REQUIREMENTS: Every record should be copied exactly, except that pictures are to be omitted.

#### DATASET ROWS

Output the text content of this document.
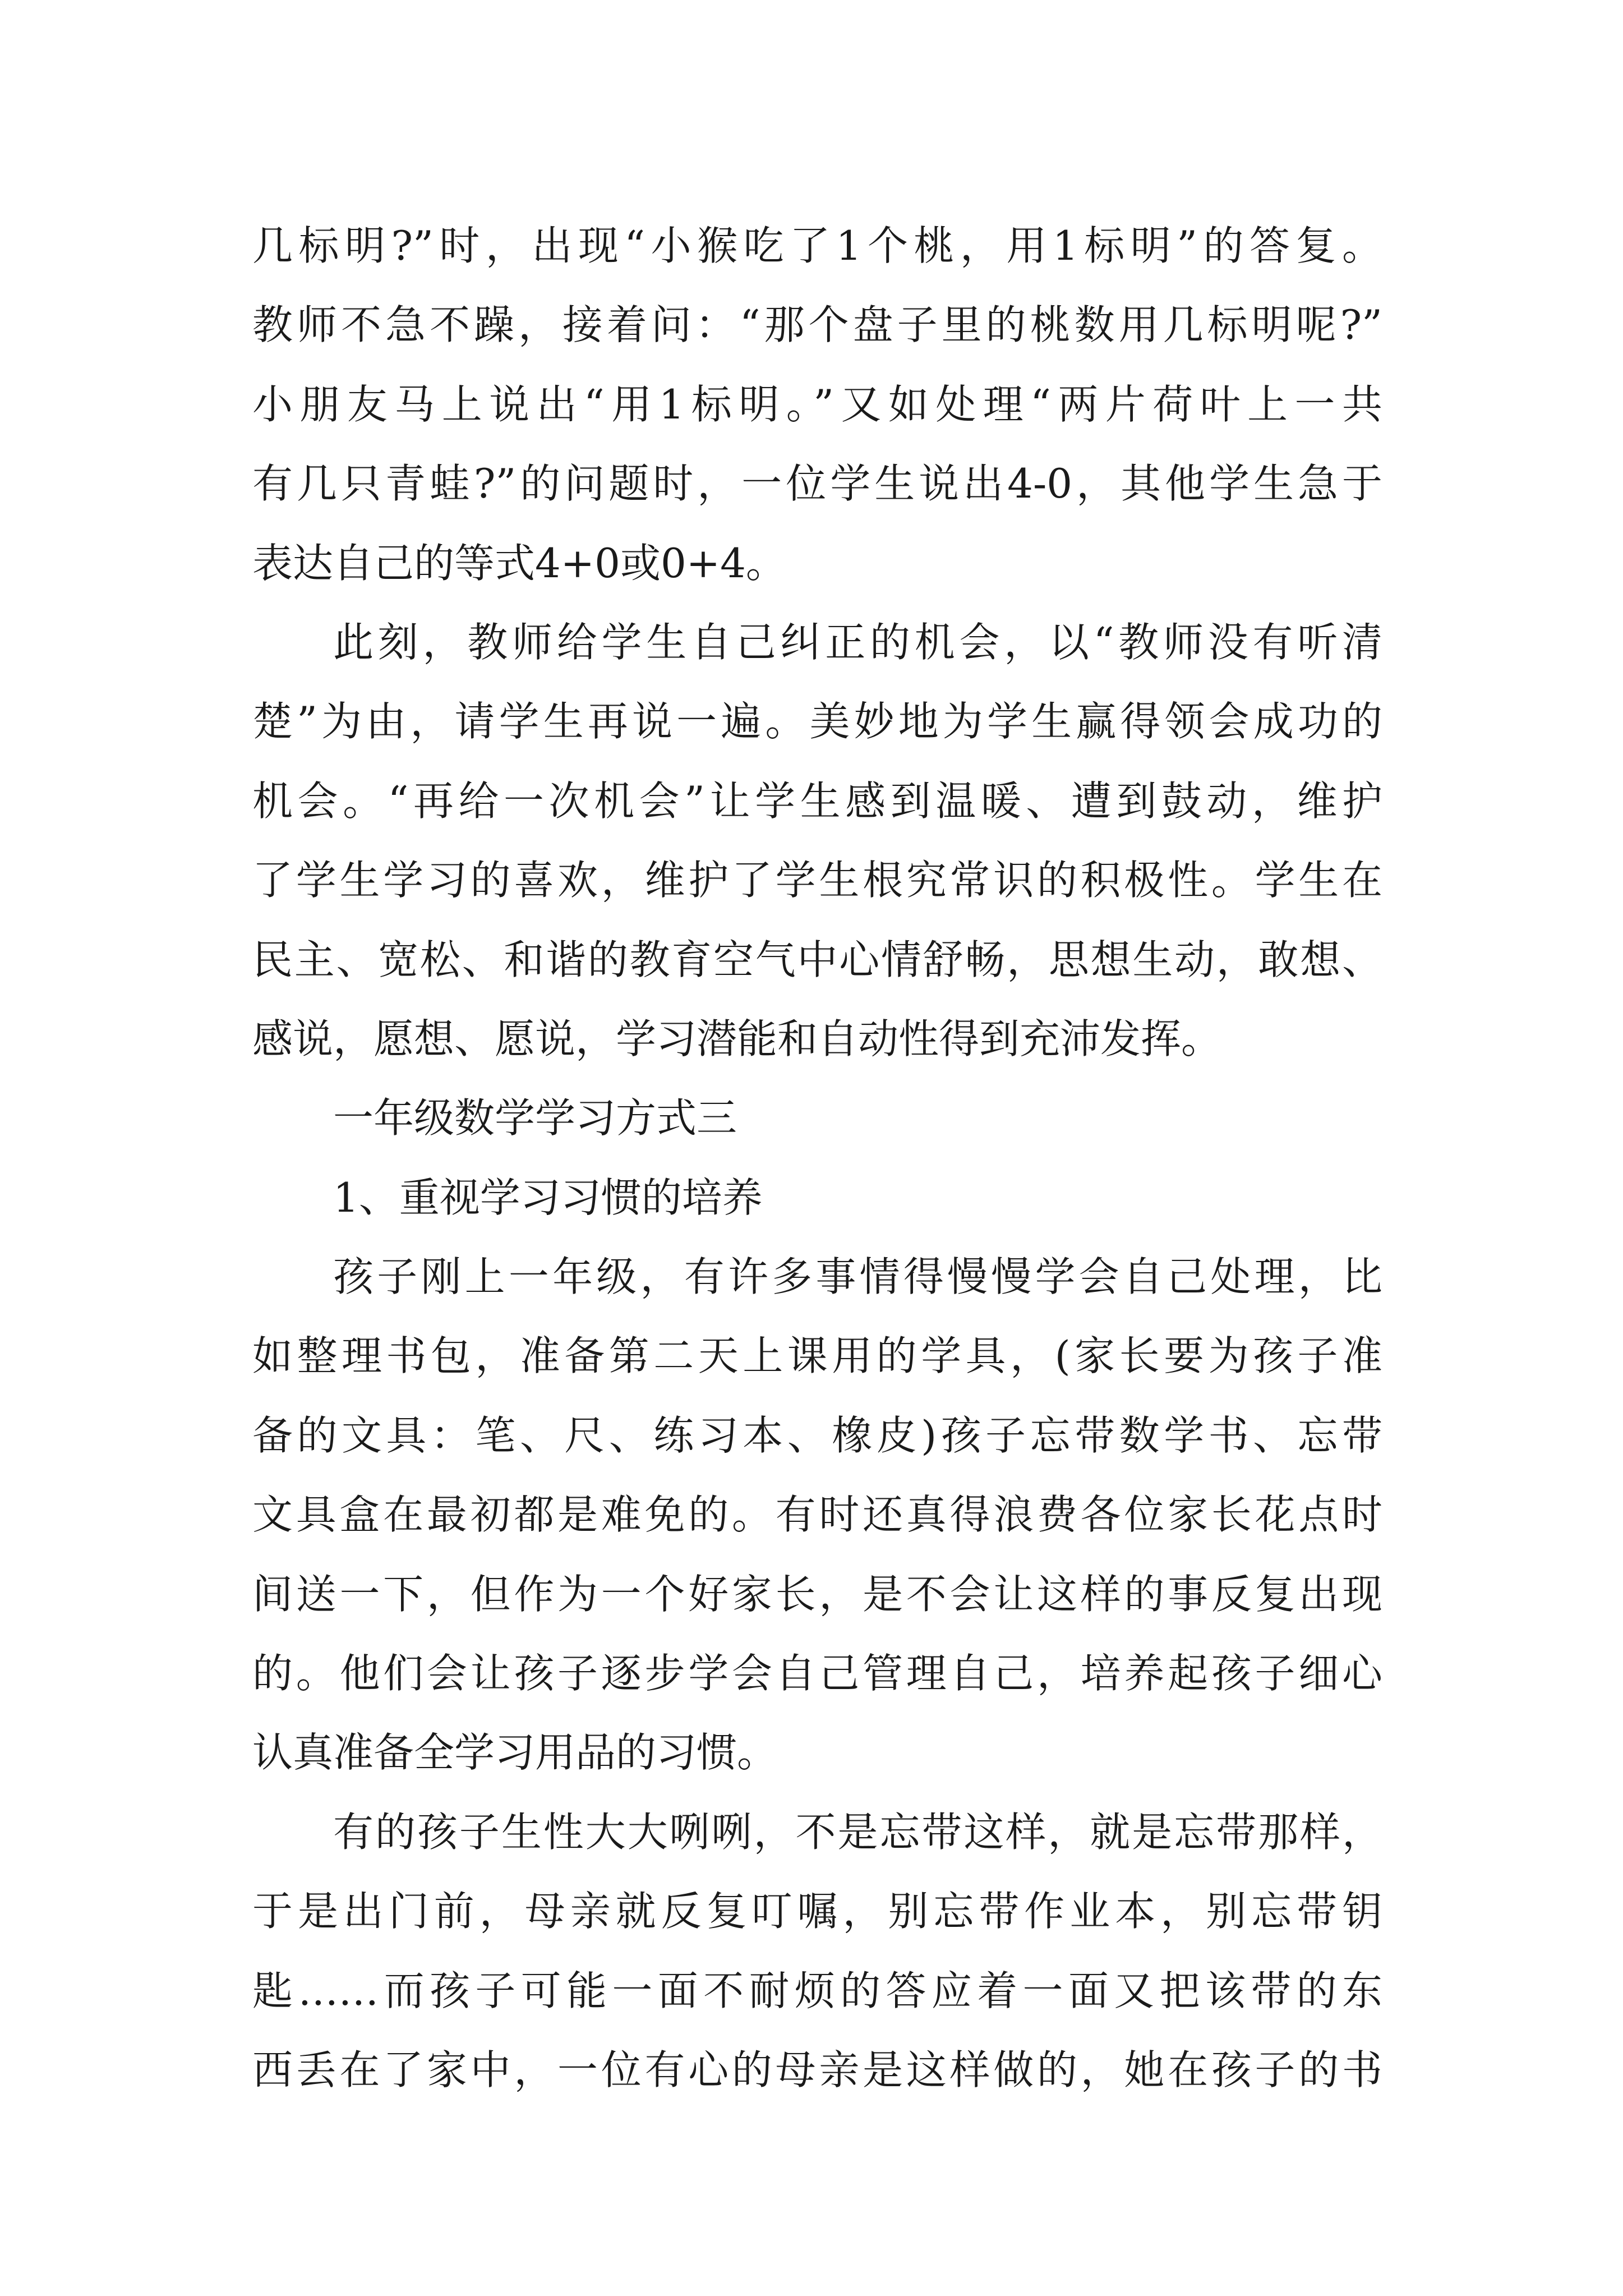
几标明?”时，出现“小猴吃了1个桃，用1标明”的答复。
教师不急不躁，接着问：“那个盘子里的桃数用几标明呢?”
小朋友马上说出“用1标明。”又如处理“两片荷叶上一共
有几只青蛙?”的问题时，一位学生说出4-0，其他学生急于
表达自己的等式4+0或0+4。
此刻，教师给学生自己纠正的机会，以“教师没有听清
楚”为由，请学生再说一遍。美妙地为学生赢得领会成功的
机会。“再给一次机会”让学生感到温暖、遭到鼓动，维护
了学生学习的喜欢，维护了学生根究常识的积极性。学生在
民主、宽松、和谐的教育空气中心情舒畅，思想生动，敢想、
感说，愿想、愿说，学习潜能和自动性得到充沛发挥。
一年级数学学习方式三
1、重视学习习惯的培养
孩子刚上一年级，有许多事情得慢慢学会自己处理，比
如整理书包，准备第二天上课用的学具，(家长要为孩子准
备的文具：笔、尺、练习本、橡皮)孩子忘带数学书、忘带
文具盒在最初都是难免的。有时还真得浪费各位家长花点时
间送一下，但作为一个好家长，是不会让这样的事反复出现
的。他们会让孩子逐步学会自己管理自己，培养起孩子细心
认真准备全学习用品的习惯。
有的孩子生性大大咧咧，不是忘带这样，就是忘带那样，
于是出门前，母亲就反复叮嘱，别忘带作业本，别忘带钥
匙……而孩子可能一面不耐烦的答应着一面又把该带的东
西丢在了家中，一位有心的母亲是这样做的，她在孩子的书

########

ANSWER TO THE PROBLEM:
Output the text content of this document.
几标明?”时，出现“小猴吃了1个桃，用1标明”的答复。
教师不急不躁，接着问：“那个盘子里的桃数用几标明呢?”
小朋友马上说出“用1标明。”又如处理“两片荷叶上一共
有几只青蛙?”的问题时，一位学生说出4-0，其他学生急于
表达自己的等式4+0或0+4。
此刻，教师给学生自己纠正的机会，以“教师没有听清
楚”为由，请学生再说一遍。美妙地为学生赢得领会成功的
机会。“再给一次机会”让学生感到温暖、遭到鼓动，维护
了学生学习的喜欢，维护了学生根究常识的积极性。学生在
民主、宽松、和谐的教育空气中心情舒畅，思想生动，敢想、
感说，愿想、愿说，学习潜能和自动性得到充沛发挥。
一年级数学学习方式三
1、重视学习习惯的培养
孩子刚上一年级，有许多事情得慢慢学会自己处理，比
如整理书包，准备第二天上课用的学具，(家长要为孩子准
备的文具：笔、尺、练习本、橡皮)孩子忘带数学书、忘带
文具盒在最初都是难免的。有时还真得浪费各位家长花点时
间送一下，但作为一个好家长，是不会让这样的事反复出现
的。他们会让孩子逐步学会自己管理自己，培养起孩子细心
认真准备全学习用品的习惯。
有的孩子生性大大咧咧，不是忘带这样，就是忘带那样，
于是出门前，母亲就反复叮嘱，别忘带作业本，别忘带钥
匙……而孩子可能一面不耐烦的答应着一面又把该带的东
西丢在了家中，一位有心的母亲是这样做的，她在孩子的书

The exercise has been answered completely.